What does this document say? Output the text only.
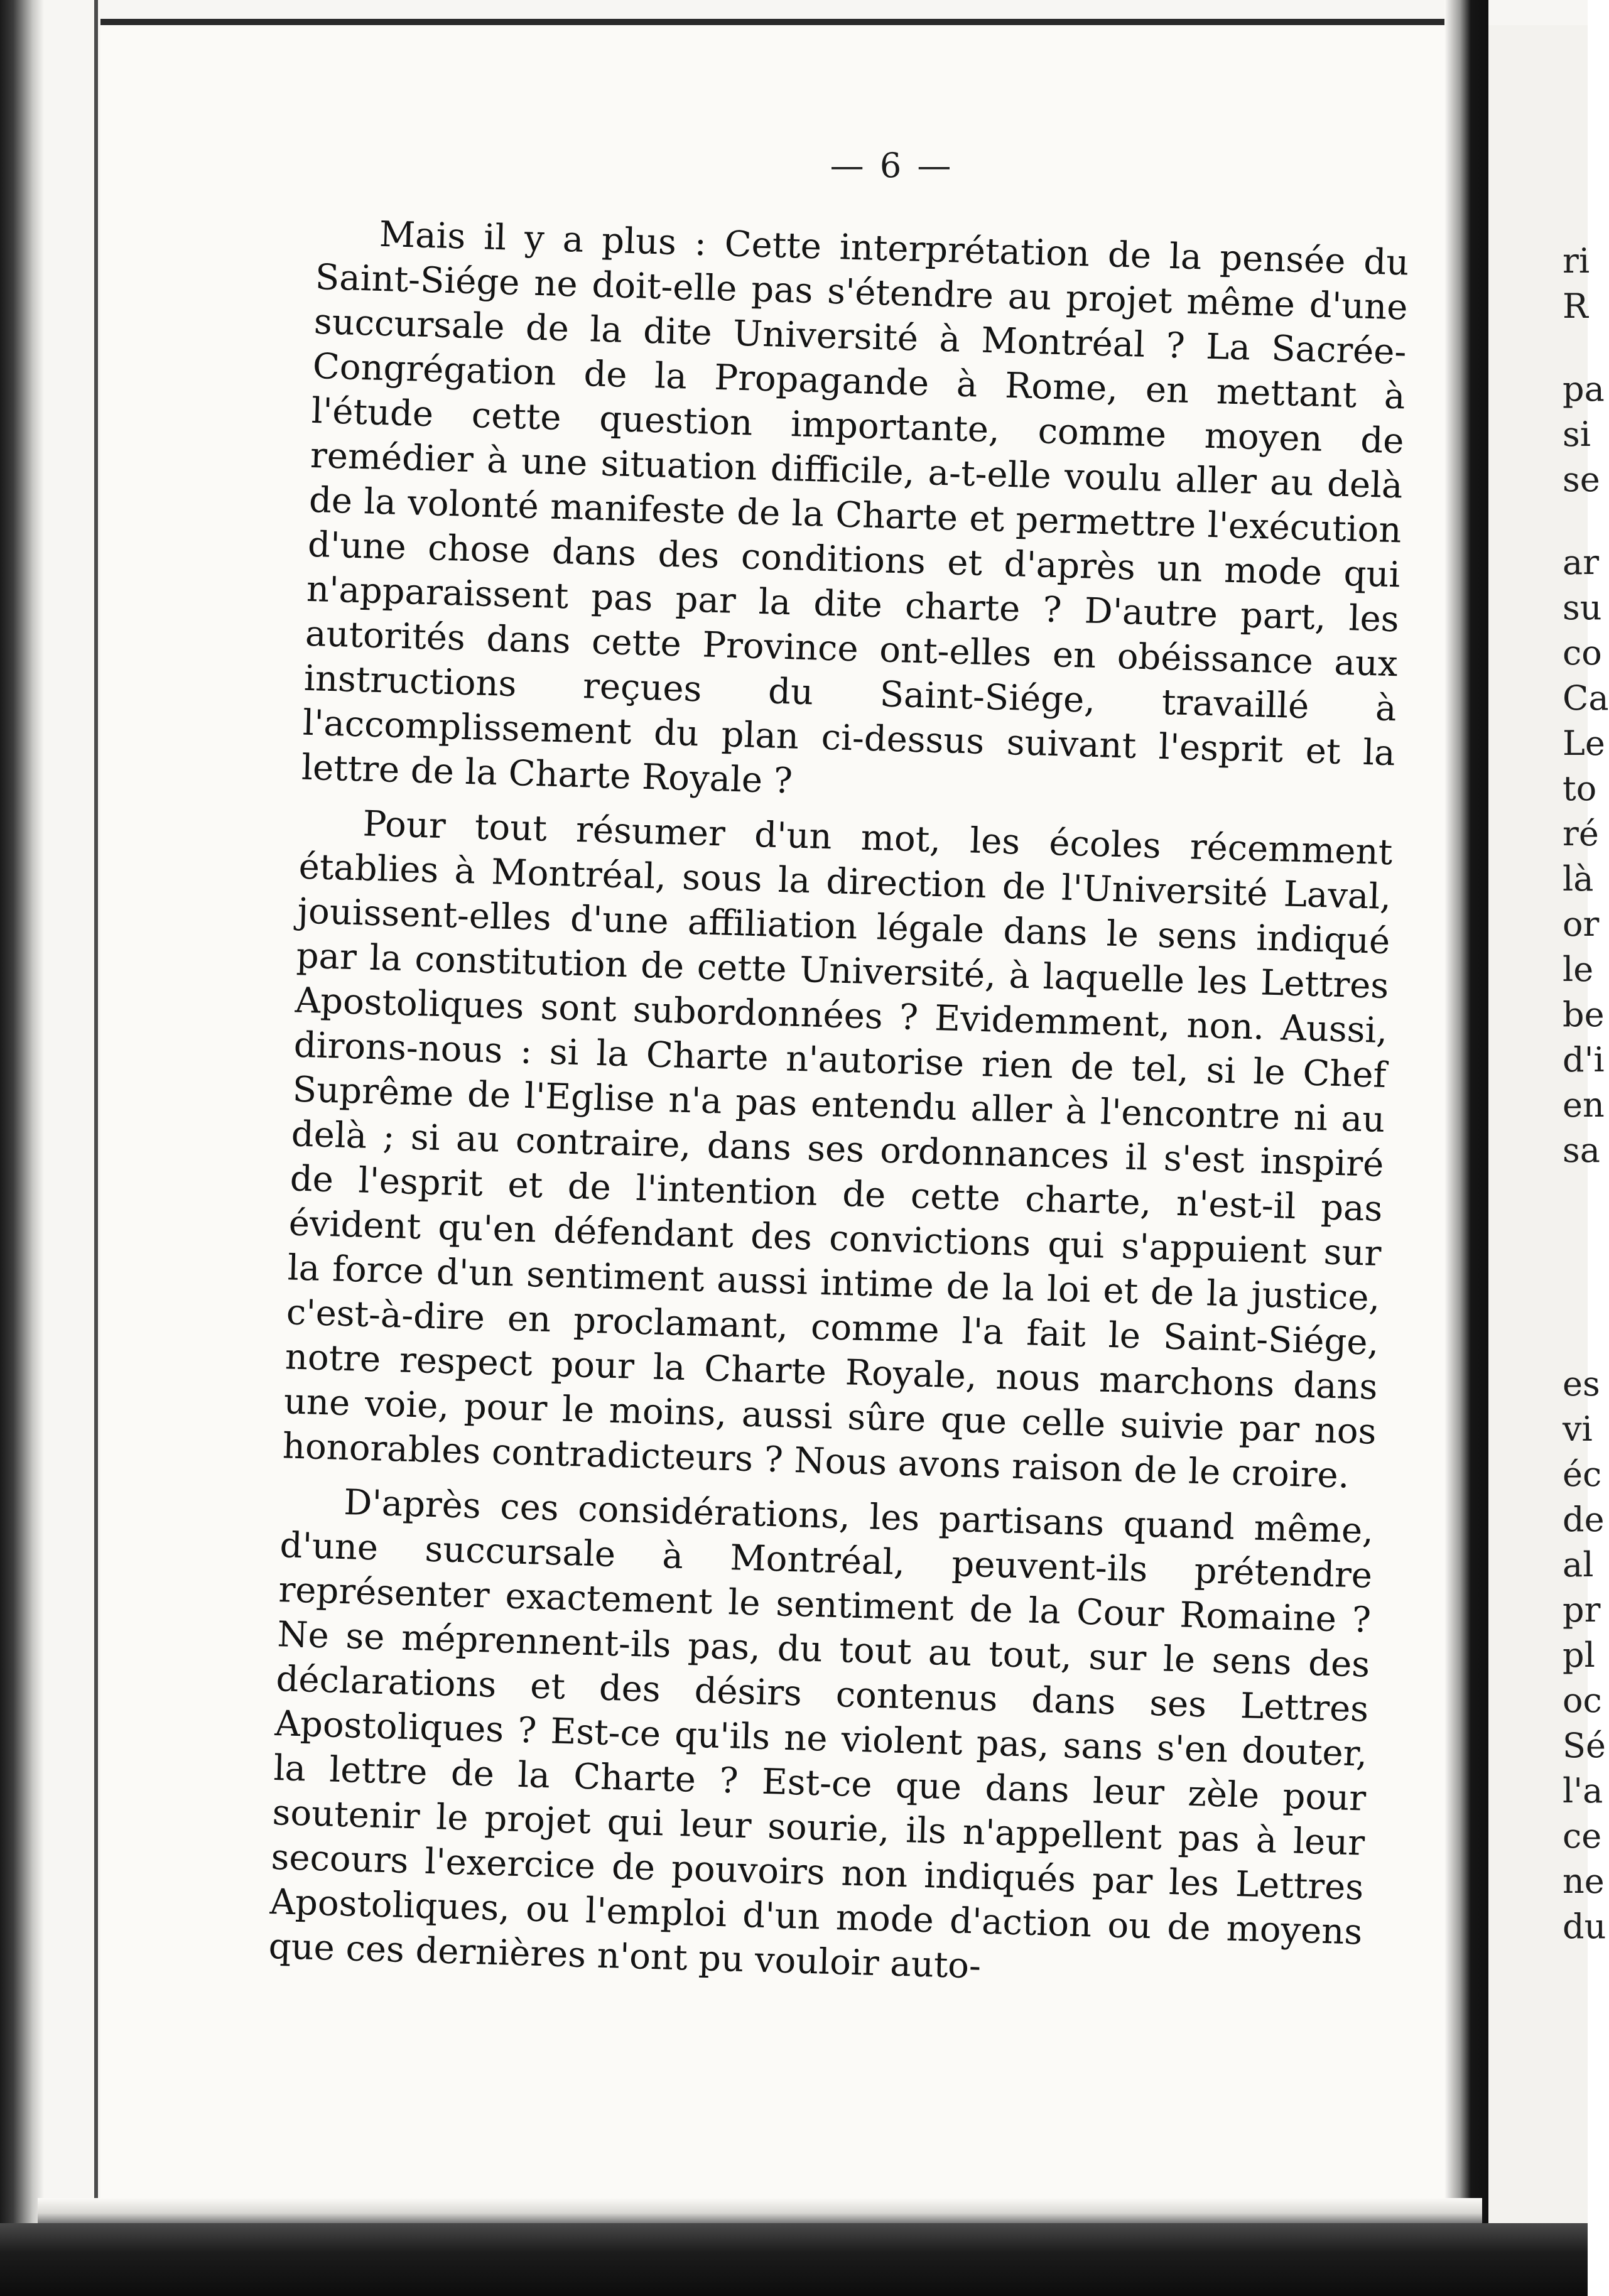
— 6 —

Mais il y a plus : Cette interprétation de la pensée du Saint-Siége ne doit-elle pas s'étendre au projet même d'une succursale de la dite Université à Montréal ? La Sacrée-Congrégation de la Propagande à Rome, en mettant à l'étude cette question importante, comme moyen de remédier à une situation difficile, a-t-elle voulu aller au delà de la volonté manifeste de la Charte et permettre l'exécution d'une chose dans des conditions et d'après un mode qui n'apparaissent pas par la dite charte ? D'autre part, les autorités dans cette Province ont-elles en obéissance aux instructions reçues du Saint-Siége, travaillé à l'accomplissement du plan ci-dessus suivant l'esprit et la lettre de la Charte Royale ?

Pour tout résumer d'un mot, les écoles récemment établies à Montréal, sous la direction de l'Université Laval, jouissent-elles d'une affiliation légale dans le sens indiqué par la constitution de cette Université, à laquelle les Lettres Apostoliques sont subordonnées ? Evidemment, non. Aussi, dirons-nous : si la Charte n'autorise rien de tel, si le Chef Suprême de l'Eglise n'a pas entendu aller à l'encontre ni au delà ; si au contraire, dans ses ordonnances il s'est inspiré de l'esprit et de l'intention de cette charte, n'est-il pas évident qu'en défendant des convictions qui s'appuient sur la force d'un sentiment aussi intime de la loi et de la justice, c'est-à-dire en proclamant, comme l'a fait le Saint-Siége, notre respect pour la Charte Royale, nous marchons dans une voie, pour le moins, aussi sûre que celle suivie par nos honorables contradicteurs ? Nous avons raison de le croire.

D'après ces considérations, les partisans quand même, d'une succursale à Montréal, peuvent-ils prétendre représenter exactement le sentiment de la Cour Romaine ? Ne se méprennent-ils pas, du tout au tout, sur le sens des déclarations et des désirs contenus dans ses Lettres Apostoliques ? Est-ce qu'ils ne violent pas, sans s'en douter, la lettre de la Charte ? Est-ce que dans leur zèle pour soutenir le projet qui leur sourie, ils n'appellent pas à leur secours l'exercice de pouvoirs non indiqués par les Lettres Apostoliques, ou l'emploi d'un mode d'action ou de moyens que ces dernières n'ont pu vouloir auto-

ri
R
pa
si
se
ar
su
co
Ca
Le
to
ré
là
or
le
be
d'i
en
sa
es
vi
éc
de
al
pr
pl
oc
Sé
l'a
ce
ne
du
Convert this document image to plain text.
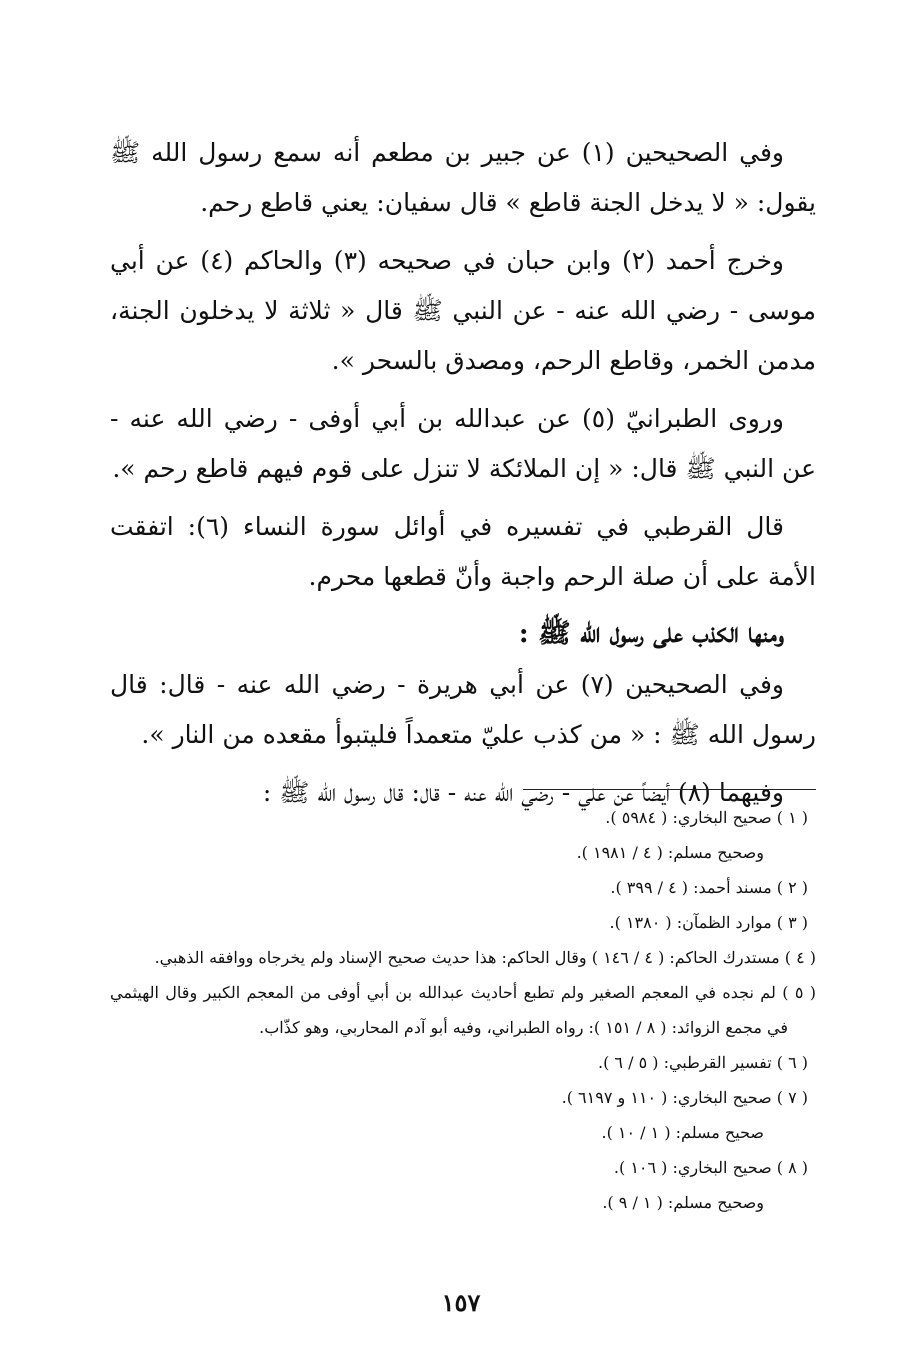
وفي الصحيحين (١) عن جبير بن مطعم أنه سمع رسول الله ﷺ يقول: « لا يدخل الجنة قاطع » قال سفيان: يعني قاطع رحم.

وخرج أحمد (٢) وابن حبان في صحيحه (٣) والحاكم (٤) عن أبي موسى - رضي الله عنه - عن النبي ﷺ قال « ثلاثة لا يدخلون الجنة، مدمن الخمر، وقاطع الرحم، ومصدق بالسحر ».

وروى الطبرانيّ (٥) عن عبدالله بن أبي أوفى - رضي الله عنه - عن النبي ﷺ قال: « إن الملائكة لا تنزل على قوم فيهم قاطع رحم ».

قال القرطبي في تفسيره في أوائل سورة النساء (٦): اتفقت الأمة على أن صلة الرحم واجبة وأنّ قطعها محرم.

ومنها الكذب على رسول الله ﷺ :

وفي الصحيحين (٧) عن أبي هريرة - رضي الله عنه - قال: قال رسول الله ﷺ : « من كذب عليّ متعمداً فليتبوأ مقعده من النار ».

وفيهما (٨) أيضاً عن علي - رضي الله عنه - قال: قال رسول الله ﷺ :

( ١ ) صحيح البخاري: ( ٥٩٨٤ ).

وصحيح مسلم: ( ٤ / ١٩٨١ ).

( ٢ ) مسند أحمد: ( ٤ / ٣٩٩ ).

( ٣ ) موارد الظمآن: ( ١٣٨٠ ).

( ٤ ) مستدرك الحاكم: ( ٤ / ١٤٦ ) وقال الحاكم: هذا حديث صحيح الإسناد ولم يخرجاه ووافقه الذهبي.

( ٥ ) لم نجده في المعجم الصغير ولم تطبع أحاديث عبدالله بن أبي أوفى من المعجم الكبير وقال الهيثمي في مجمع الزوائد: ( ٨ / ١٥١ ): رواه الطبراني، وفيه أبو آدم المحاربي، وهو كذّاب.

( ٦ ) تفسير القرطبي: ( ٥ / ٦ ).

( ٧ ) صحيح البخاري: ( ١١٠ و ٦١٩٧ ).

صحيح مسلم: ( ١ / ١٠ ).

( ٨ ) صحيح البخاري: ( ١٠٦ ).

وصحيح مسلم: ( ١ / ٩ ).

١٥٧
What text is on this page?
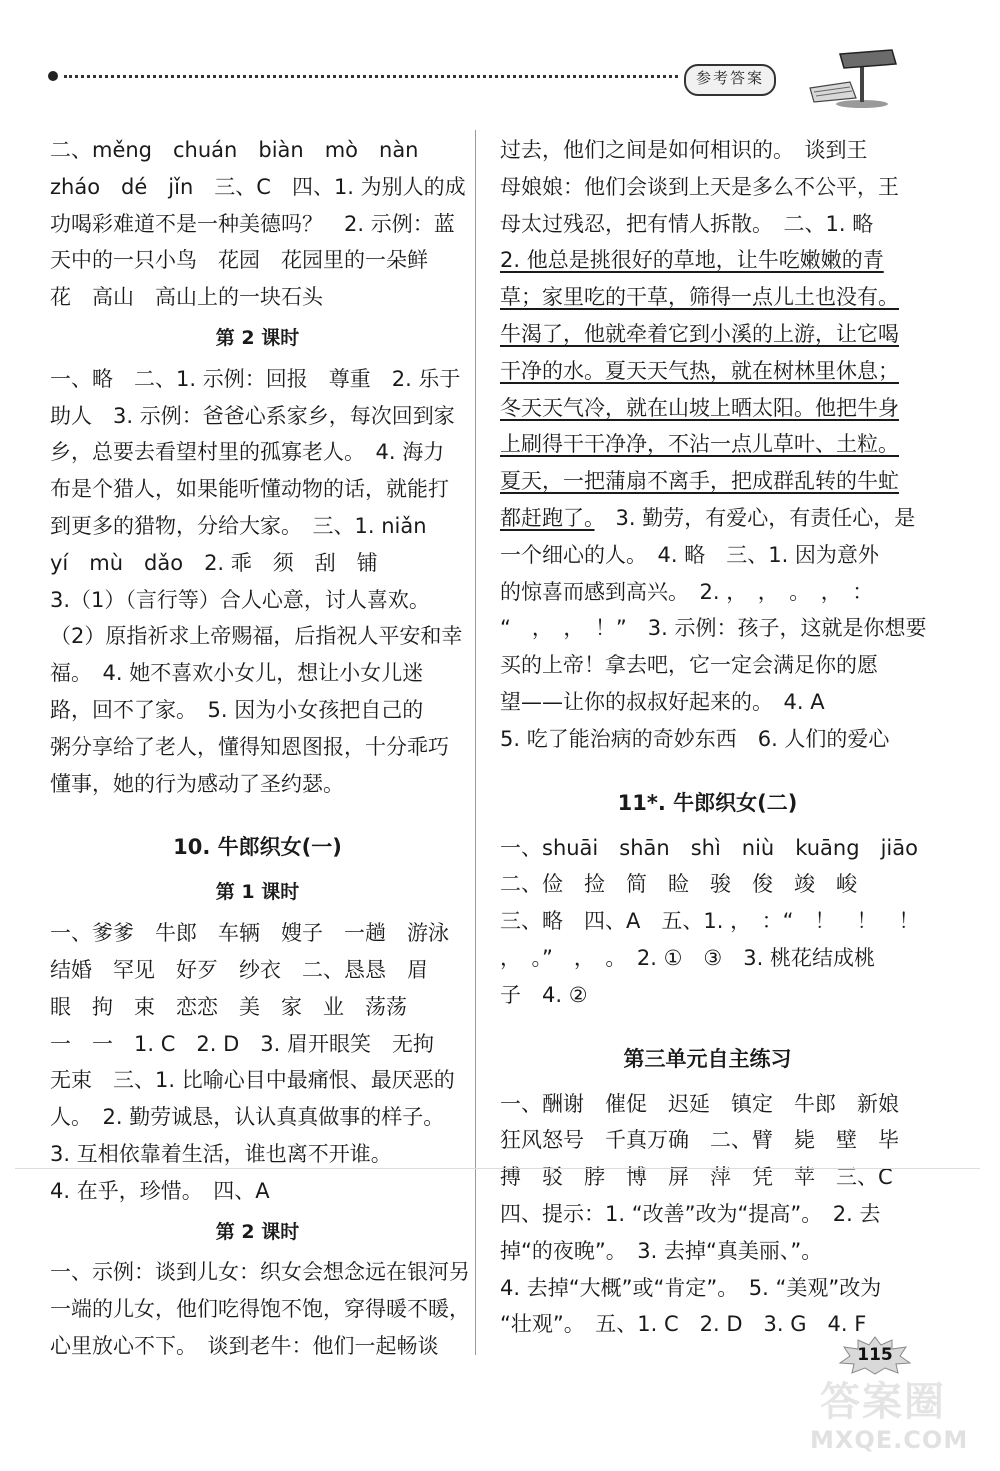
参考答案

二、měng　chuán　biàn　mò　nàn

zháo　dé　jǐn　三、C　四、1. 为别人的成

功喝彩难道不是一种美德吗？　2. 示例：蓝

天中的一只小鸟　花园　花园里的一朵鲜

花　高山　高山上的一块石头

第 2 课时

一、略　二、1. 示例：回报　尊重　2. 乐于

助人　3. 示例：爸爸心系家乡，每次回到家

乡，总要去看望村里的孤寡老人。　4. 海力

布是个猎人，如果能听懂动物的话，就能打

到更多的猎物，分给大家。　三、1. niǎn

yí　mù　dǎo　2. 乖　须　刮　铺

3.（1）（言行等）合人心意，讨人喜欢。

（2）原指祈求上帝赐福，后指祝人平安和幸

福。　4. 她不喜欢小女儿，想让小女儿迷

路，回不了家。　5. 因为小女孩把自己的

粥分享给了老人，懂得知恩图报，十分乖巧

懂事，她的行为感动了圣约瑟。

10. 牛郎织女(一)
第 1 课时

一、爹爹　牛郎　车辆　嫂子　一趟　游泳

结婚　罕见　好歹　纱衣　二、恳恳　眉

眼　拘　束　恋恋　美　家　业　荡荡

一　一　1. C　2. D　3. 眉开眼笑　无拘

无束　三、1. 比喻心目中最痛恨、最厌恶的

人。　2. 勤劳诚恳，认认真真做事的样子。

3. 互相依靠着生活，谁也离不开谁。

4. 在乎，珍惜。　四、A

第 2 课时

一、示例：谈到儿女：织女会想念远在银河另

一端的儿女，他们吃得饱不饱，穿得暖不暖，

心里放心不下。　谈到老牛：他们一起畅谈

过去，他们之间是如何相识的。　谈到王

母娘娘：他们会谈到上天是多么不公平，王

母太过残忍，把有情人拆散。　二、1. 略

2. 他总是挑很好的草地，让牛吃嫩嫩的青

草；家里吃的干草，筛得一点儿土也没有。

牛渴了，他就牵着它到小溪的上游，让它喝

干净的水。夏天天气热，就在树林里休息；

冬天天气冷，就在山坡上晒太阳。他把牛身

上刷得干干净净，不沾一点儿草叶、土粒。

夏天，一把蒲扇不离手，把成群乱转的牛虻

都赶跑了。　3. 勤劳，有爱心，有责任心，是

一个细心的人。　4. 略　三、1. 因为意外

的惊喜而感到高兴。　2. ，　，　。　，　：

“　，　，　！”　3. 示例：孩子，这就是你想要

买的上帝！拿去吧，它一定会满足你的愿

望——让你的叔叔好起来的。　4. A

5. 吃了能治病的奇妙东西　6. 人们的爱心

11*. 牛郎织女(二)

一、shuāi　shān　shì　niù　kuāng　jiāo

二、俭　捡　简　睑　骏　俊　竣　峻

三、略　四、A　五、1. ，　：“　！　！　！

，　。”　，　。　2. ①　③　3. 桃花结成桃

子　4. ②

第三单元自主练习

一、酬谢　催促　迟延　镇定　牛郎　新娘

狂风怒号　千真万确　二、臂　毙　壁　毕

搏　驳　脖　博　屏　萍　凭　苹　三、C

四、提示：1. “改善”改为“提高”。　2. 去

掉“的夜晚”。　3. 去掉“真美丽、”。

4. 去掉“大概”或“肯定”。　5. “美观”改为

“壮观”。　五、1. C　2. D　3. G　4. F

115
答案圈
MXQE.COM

• _Written task_:
Report how many lines of the records above contain the word "أوفى", giving only the number.

• _Expected answer_:
2